> _DATA LINES_

▼

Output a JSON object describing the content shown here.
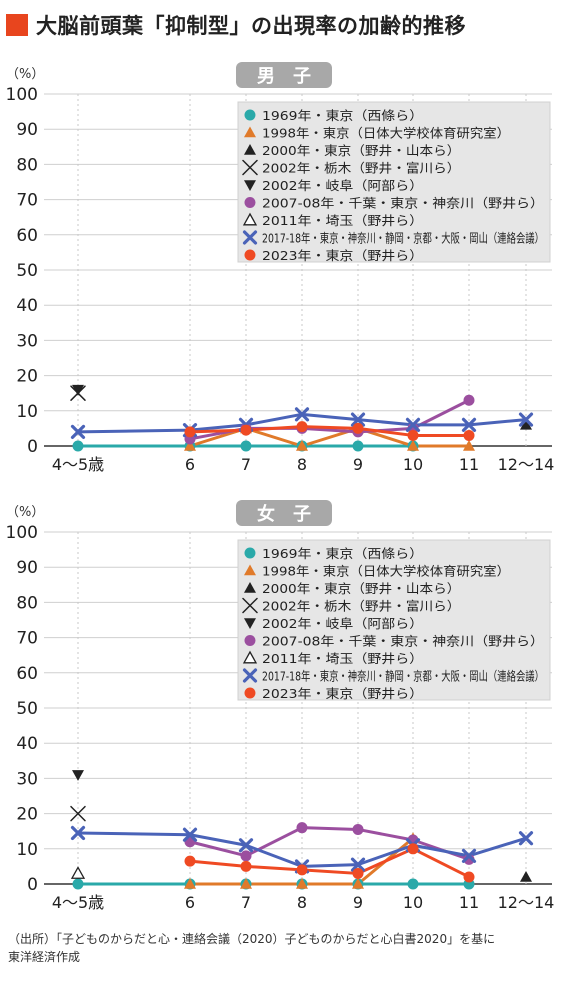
{
  "title": "大脳前頭葉「抑制型」の出現率の加齢的推移",
  "source_lines": [
    "（出所）「子どものからだと心・連絡会議（2020）子どものからだと心白書2020」を基に",
    "東洋経済作成"
  ],
  "chart_data": [
    {
      "type": "line",
      "title": "男　子",
      "ylabel": "（%）",
      "ylim": [
        0,
        100
      ],
      "yticks": [
        0,
        10,
        20,
        30,
        40,
        50,
        60,
        70,
        80,
        90,
        100
      ],
      "categories": [
        "4〜5歳",
        "6",
        "7",
        "8",
        "9",
        "10",
        "11",
        "12〜14"
      ],
      "grid": true,
      "legend_position": "top-right",
      "series": [
        {
          "name": "1969年・東京（西條ら）",
          "marker": "circle",
          "color": "#2aa9a9",
          "line": true,
          "values": [
            0,
            0,
            0,
            0,
            0,
            0,
            null,
            null
          ]
        },
        {
          "name": "1998年・東京（日体大学校体育研究室）",
          "marker": "triangle-up",
          "color": "#e07a2a",
          "line": true,
          "values": [
            null,
            0,
            5,
            0,
            5,
            0,
            0,
            null
          ]
        },
        {
          "name": "2000年・東京（野井・山本ら）",
          "marker": "triangle-up",
          "color": "#222222",
          "line": false,
          "values": [
            null,
            null,
            null,
            null,
            null,
            null,
            null,
            6
          ]
        },
        {
          "name": "2002年・栃木（野井・富川ら）",
          "marker": "x-thin",
          "color": "#222222",
          "line": false,
          "values": [
            15,
            null,
            null,
            null,
            null,
            null,
            null,
            null
          ]
        },
        {
          "name": "2002年・岐阜（阿部ら）",
          "marker": "triangle-down",
          "color": "#222222",
          "line": false,
          "values": [
            16,
            null,
            null,
            null,
            null,
            null,
            null,
            null
          ]
        },
        {
          "name": "2007-08年・千葉・東京・神奈川（野井ら）",
          "marker": "circle",
          "color": "#9b4f9f",
          "line": true,
          "values": [
            null,
            2,
            5,
            5,
            4,
            5,
            13,
            null
          ]
        },
        {
          "name": "2011年・埼玉（野井ら）",
          "marker": "triangle-open",
          "color": "#222222",
          "line": false,
          "values": [
            null,
            null,
            null,
            null,
            null,
            null,
            null,
            null
          ]
        },
        {
          "name": "2017-18年・東京・神奈川・静岡・京都・大阪・岡山（連絡会議）",
          "marker": "x-bold",
          "color": "#4a63b8",
          "line": true,
          "values": [
            4,
            4.5,
            6,
            9,
            7.5,
            6,
            6,
            7.5
          ]
        },
        {
          "name": "2023年・東京（野井ら）",
          "marker": "circle",
          "color": "#ef4a23",
          "line": true,
          "values": [
            null,
            4,
            4.5,
            5.5,
            5,
            3,
            3,
            null
          ]
        }
      ]
    },
    {
      "type": "line",
      "title": "女　子",
      "ylabel": "（%）",
      "ylim": [
        0,
        100
      ],
      "yticks": [
        0,
        10,
        20,
        30,
        40,
        50,
        60,
        70,
        80,
        90,
        100
      ],
      "categories": [
        "4〜5歳",
        "6",
        "7",
        "8",
        "9",
        "10",
        "11",
        "12〜14"
      ],
      "grid": true,
      "legend_position": "top-right",
      "series": [
        {
          "name": "1969年・東京（西條ら）",
          "marker": "circle",
          "color": "#2aa9a9",
          "line": true,
          "values": [
            0,
            0,
            0,
            0,
            0,
            0,
            0,
            null
          ]
        },
        {
          "name": "1998年・東京（日体大学校体育研究室）",
          "marker": "triangle-up",
          "color": "#e07a2a",
          "line": true,
          "values": [
            null,
            0,
            0,
            0,
            0,
            13,
            null,
            null
          ]
        },
        {
          "name": "2000年・東京（野井・山本ら）",
          "marker": "triangle-up",
          "color": "#222222",
          "line": false,
          "values": [
            null,
            null,
            null,
            null,
            null,
            null,
            null,
            2
          ]
        },
        {
          "name": "2002年・栃木（野井・富川ら）",
          "marker": "x-thin",
          "color": "#222222",
          "line": false,
          "values": [
            20,
            null,
            null,
            null,
            null,
            null,
            null,
            null
          ]
        },
        {
          "name": "2002年・岐阜（阿部ら）",
          "marker": "triangle-down",
          "color": "#222222",
          "line": false,
          "values": [
            31,
            null,
            null,
            null,
            null,
            null,
            null,
            null
          ]
        },
        {
          "name": "2007-08年・千葉・東京・神奈川（野井ら）",
          "marker": "circle",
          "color": "#9b4f9f",
          "line": true,
          "values": [
            null,
            12,
            8,
            16,
            15.5,
            12.5,
            7,
            null
          ]
        },
        {
          "name": "2011年・埼玉（野井ら）",
          "marker": "triangle-open",
          "color": "#222222",
          "line": false,
          "values": [
            3,
            null,
            null,
            null,
            null,
            null,
            null,
            null
          ]
        },
        {
          "name": "2017-18年・東京・神奈川・静岡・京都・大阪・岡山（連絡会議）",
          "marker": "x-bold",
          "color": "#4a63b8",
          "line": true,
          "values": [
            14.5,
            14,
            11,
            5,
            5.5,
            11,
            8,
            13
          ]
        },
        {
          "name": "2023年・東京（野井ら）",
          "marker": "circle",
          "color": "#ef4a23",
          "line": true,
          "values": [
            null,
            6.5,
            5,
            4,
            3,
            10,
            2,
            null
          ]
        }
      ]
    }
  ]
}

▲

> _EXERCISE BRIEF_
Would you set down the listing exactly, omitting pictures?

> _ANSWER TO THE PROBLEM_
Output a JSON object describing the content shown here.
{
  "title": "大脳前頭葉「抑制型」の出現率の加齢的推移",
  "source_lines": [
    "（出所）「子どものからだと心・連絡会議（2020）子どものからだと心白書2020」を基に",
    "東洋経済作成"
  ],
  "chart_data": [
    {
      "type": "line",
      "title": "男　子",
      "ylabel": "（%）",
      "ylim": [
        0,
        100
      ],
      "yticks": [
        0,
        10,
        20,
        30,
        40,
        50,
        60,
        70,
        80,
        90,
        100
      ],
      "categories": [
        "4〜5歳",
        "6",
        "7",
        "8",
        "9",
        "10",
        "11",
        "12〜14"
      ],
      "grid": true,
      "legend_position": "top-right",
      "series": [
        {
          "name": "1969年・東京（西條ら）",
          "marker": "circle",
          "color": "#2aa9a9",
          "line": true,
          "values": [
            0,
            0,
            0,
            0,
            0,
            0,
            null,
            null
          ]
        },
        {
          "name": "1998年・東京（日体大学校体育研究室）",
          "marker": "triangle-up",
          "color": "#e07a2a",
          "line": true,
          "values": [
            null,
            0,
            5,
            0,
            5,
            0,
            0,
            null
          ]
        },
        {
          "name": "2000年・東京（野井・山本ら）",
          "marker": "triangle-up",
          "color": "#222222",
          "line": false,
          "values": [
            null,
            null,
            null,
            null,
            null,
            null,
            null,
            6
          ]
        },
        {
          "name": "2002年・栃木（野井・富川ら）",
          "marker": "x-thin",
          "color": "#222222",
          "line": false,
          "values": [
            15,
            null,
            null,
            null,
            null,
            null,
            null,
            null
          ]
        },
        {
          "name": "2002年・岐阜（阿部ら）",
          "marker": "triangle-down",
          "color": "#222222",
          "line": false,
          "values": [
            16,
            null,
            null,
            null,
            null,
            null,
            null,
            null
          ]
        },
        {
          "name": "2007-08年・千葉・東京・神奈川（野井ら）",
          "marker": "circle",
          "color": "#9b4f9f",
          "line": true,
          "values": [
            null,
            2,
            5,
            5,
            4,
            5,
            13,
            null
          ]
        },
        {
          "name": "2011年・埼玉（野井ら）",
          "marker": "triangle-open",
          "color": "#222222",
          "line": false,
          "values": [
            null,
            null,
            null,
            null,
            null,
            null,
            null,
            null
          ]
        },
        {
          "name": "2017-18年・東京・神奈川・静岡・京都・大阪・岡山（連絡会議）",
          "marker": "x-bold",
          "color": "#4a63b8",
          "line": true,
          "values": [
            4,
            4.5,
            6,
            9,
            7.5,
            6,
            6,
            7.5
          ]
        },
        {
          "name": "2023年・東京（野井ら）",
          "marker": "circle",
          "color": "#ef4a23",
          "line": true,
          "values": [
            null,
            4,
            4.5,
            5.5,
            5,
            3,
            3,
            null
          ]
        }
      ]
    },
    {
      "type": "line",
      "title": "女　子",
      "ylabel": "（%）",
      "ylim": [
        0,
        100
      ],
      "yticks": [
        0,
        10,
        20,
        30,
        40,
        50,
        60,
        70,
        80,
        90,
        100
      ],
      "categories": [
        "4〜5歳",
        "6",
        "7",
        "8",
        "9",
        "10",
        "11",
        "12〜14"
      ],
      "grid": true,
      "legend_position": "top-right",
      "series": [
        {
          "name": "1969年・東京（西條ら）",
          "marker": "circle",
          "color": "#2aa9a9",
          "line": true,
          "values": [
            0,
            0,
            0,
            0,
            0,
            0,
            0,
            null
          ]
        },
        {
          "name": "1998年・東京（日体大学校体育研究室）",
          "marker": "triangle-up",
          "color": "#e07a2a",
          "line": true,
          "values": [
            null,
            0,
            0,
            0,
            0,
            13,
            null,
            null
          ]
        },
        {
          "name": "2000年・東京（野井・山本ら）",
          "marker": "triangle-up",
          "color": "#222222",
          "line": false,
          "values": [
            null,
            null,
            null,
            null,
            null,
            null,
            null,
            2
          ]
        },
        {
          "name": "2002年・栃木（野井・富川ら）",
          "marker": "x-thin",
          "color": "#222222",
          "line": false,
          "values": [
            20,
            null,
            null,
            null,
            null,
            null,
            null,
            null
          ]
        },
        {
          "name": "2002年・岐阜（阿部ら）",
          "marker": "triangle-down",
          "color": "#222222",
          "line": false,
          "values": [
            31,
            null,
            null,
            null,
            null,
            null,
            null,
            null
          ]
        },
        {
          "name": "2007-08年・千葉・東京・神奈川（野井ら）",
          "marker": "circle",
          "color": "#9b4f9f",
          "line": true,
          "values": [
            null,
            12,
            8,
            16,
            15.5,
            12.5,
            7,
            null
          ]
        },
        {
          "name": "2011年・埼玉（野井ら）",
          "marker": "triangle-open",
          "color": "#222222",
          "line": false,
          "values": [
            3,
            null,
            null,
            null,
            null,
            null,
            null,
            null
          ]
        },
        {
          "name": "2017-18年・東京・神奈川・静岡・京都・大阪・岡山（連絡会議）",
          "marker": "x-bold",
          "color": "#4a63b8",
          "line": true,
          "values": [
            14.5,
            14,
            11,
            5,
            5.5,
            11,
            8,
            13
          ]
        },
        {
          "name": "2023年・東京（野井ら）",
          "marker": "circle",
          "color": "#ef4a23",
          "line": true,
          "values": [
            null,
            6.5,
            5,
            4,
            3,
            10,
            2,
            null
          ]
        }
      ]
    }
  ]
}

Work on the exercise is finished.